Structured figure records:
★ ★ ★

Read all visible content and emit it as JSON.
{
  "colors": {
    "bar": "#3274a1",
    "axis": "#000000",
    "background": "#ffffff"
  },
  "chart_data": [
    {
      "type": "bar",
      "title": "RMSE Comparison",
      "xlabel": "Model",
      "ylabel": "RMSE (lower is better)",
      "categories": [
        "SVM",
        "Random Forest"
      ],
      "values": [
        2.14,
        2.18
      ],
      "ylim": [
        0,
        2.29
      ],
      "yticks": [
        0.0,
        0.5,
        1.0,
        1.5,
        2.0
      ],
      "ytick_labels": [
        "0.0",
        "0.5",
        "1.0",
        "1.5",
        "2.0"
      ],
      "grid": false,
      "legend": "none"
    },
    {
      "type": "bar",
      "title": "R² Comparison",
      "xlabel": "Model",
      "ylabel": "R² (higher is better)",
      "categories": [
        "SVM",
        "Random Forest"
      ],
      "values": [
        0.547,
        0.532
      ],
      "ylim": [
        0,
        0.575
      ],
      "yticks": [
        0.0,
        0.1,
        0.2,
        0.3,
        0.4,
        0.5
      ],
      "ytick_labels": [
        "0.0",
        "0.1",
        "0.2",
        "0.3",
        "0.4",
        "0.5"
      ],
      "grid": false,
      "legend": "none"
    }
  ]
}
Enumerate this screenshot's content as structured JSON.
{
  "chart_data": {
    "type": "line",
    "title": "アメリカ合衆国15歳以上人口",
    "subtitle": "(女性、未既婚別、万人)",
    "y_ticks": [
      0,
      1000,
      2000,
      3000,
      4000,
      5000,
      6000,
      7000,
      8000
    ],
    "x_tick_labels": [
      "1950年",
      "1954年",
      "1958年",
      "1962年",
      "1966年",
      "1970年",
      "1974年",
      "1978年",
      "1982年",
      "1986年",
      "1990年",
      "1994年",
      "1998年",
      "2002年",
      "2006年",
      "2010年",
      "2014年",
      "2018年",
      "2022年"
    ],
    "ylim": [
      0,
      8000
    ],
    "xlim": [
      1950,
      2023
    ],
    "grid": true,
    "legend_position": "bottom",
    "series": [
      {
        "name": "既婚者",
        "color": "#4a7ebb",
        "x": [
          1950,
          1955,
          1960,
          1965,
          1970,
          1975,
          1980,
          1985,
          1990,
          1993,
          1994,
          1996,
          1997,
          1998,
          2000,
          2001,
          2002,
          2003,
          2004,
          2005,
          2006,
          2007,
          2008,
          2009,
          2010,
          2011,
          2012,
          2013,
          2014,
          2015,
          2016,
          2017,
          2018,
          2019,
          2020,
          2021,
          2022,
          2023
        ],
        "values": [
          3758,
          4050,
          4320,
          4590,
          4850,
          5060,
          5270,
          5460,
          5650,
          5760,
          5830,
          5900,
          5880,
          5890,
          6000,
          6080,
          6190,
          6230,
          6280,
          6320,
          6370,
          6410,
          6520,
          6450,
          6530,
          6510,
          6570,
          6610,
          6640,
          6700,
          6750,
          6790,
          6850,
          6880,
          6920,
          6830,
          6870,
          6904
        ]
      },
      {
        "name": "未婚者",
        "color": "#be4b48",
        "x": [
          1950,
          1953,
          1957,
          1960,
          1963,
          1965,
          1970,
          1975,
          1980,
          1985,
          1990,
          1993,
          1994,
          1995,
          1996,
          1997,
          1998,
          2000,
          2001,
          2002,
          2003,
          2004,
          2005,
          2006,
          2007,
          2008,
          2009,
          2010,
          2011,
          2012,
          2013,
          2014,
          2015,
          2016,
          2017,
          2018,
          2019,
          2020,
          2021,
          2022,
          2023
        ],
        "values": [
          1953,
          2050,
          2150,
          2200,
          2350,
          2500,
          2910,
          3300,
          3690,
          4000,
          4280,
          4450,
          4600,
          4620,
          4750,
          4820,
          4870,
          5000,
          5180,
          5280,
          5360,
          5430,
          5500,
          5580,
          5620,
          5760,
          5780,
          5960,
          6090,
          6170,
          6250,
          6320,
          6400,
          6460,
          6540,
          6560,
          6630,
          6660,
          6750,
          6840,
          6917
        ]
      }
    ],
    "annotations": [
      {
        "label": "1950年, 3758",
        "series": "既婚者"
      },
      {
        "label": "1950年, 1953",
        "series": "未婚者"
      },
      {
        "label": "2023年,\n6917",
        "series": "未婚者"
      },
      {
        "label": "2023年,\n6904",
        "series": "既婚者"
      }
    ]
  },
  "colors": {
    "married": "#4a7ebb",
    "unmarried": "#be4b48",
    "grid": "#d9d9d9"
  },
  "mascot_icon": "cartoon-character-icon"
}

★ ★ ★

**TASK OBJECTIVE:**
In the records, locate each line holding the string "Comparison" and copy it.

**FINAL ANSWER:**
      "title": "RMSE Comparison",
      "title": "R² Comparison",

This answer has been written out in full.